[Start of Provided material]

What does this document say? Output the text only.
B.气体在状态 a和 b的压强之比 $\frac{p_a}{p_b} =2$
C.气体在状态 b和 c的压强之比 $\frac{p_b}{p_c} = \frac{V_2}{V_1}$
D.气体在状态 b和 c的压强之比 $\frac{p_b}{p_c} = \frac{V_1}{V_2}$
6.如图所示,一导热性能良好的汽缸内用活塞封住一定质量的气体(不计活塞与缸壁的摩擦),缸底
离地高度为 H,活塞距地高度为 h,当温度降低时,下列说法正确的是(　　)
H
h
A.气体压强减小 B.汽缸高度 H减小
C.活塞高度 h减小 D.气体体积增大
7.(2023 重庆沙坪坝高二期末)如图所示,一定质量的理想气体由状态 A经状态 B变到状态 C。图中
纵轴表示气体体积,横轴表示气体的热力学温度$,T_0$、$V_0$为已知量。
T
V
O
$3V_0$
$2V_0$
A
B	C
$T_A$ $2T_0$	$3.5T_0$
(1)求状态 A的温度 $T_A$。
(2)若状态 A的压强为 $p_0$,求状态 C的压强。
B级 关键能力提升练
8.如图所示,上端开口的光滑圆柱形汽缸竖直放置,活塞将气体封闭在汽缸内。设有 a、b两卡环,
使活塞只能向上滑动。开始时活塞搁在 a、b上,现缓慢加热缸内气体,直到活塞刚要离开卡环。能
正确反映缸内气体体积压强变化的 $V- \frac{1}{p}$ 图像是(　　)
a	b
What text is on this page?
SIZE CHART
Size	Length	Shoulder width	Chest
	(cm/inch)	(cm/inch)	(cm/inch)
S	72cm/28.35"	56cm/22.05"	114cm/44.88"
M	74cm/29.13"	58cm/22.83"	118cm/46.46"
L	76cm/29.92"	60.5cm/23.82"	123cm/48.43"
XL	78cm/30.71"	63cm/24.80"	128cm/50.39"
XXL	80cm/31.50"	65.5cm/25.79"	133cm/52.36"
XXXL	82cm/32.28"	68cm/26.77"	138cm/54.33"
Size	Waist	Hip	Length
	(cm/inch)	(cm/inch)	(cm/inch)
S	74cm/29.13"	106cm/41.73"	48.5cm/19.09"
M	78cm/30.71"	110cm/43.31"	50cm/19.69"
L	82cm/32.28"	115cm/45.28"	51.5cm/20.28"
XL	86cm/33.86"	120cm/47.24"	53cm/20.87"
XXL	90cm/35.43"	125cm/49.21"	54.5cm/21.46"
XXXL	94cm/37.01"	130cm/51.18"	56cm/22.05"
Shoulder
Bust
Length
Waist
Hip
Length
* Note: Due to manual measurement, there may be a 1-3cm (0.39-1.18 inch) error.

[End of Provided material]

Directions for this task. Print out every entry, keeping each one exact.

Complete output.
What does this document say? Output the text only.
B.气体在状态 a和 b的压强之比 $\frac{p_a}{p_b} =2$
C.气体在状态 b和 c的压强之比 $\frac{p_b}{p_c} = \frac{V_2}{V_1}$
D.气体在状态 b和 c的压强之比 $\frac{p_b}{p_c} = \frac{V_1}{V_2}$
6.如图所示,一导热性能良好的汽缸内用活塞封住一定质量的气体(不计活塞与缸壁的摩擦),缸底
离地高度为 H,活塞距地高度为 h,当温度降低时,下列说法正确的是(　　)
H
h
A.气体压强减小 B.汽缸高度 H减小
C.活塞高度 h减小 D.气体体积增大
7.(2023 重庆沙坪坝高二期末)如图所示,一定质量的理想气体由状态 A经状态 B变到状态 C。图中
纵轴表示气体体积,横轴表示气体的热力学温度$,T_0$、$V_0$为已知量。
T
V
O
$3V_0$
$2V_0$
A
B	C
$T_A$ $2T_0$	$3.5T_0$
(1)求状态 A的温度 $T_A$。
(2)若状态 A的压强为 $p_0$,求状态 C的压强。
B级 关键能力提升练
8.如图所示,上端开口的光滑圆柱形汽缸竖直放置,活塞将气体封闭在汽缸内。设有 a、b两卡环,
使活塞只能向上滑动。开始时活塞搁在 a、b上,现缓慢加热缸内气体,直到活塞刚要离开卡环。能
正确反映缸内气体体积压强变化的 $V- \frac{1}{p}$ 图像是(　　)
a	b
What text is on this page?
SIZE CHART
Size	Length	Shoulder width	Chest
	(cm/inch)	(cm/inch)	(cm/inch)
S	72cm/28.35"	56cm/22.05"	114cm/44.88"
M	74cm/29.13"	58cm/22.83"	118cm/46.46"
L	76cm/29.92"	60.5cm/23.82"	123cm/48.43"
XL	78cm/30.71"	63cm/24.80"	128cm/50.39"
XXL	80cm/31.50"	65.5cm/25.79"	133cm/52.36"
XXXL	82cm/32.28"	68cm/26.77"	138cm/54.33"
Size	Waist	Hip	Length
	(cm/inch)	(cm/inch)	(cm/inch)
S	74cm/29.13"	106cm/41.73"	48.5cm/19.09"
M	78cm/30.71"	110cm/43.31"	50cm/19.69"
L	82cm/32.28"	115cm/45.28"	51.5cm/20.28"
XL	86cm/33.86"	120cm/47.24"	53cm/20.87"
XXL	90cm/35.43"	125cm/49.21"	54.5cm/21.46"
XXXL	94cm/37.01"	130cm/51.18"	56cm/22.05"
Shoulder
Bust
Length
Waist
Hip
Length
* Note: Due to manual measurement, there may be a 1-3cm (0.39-1.18 inch) error.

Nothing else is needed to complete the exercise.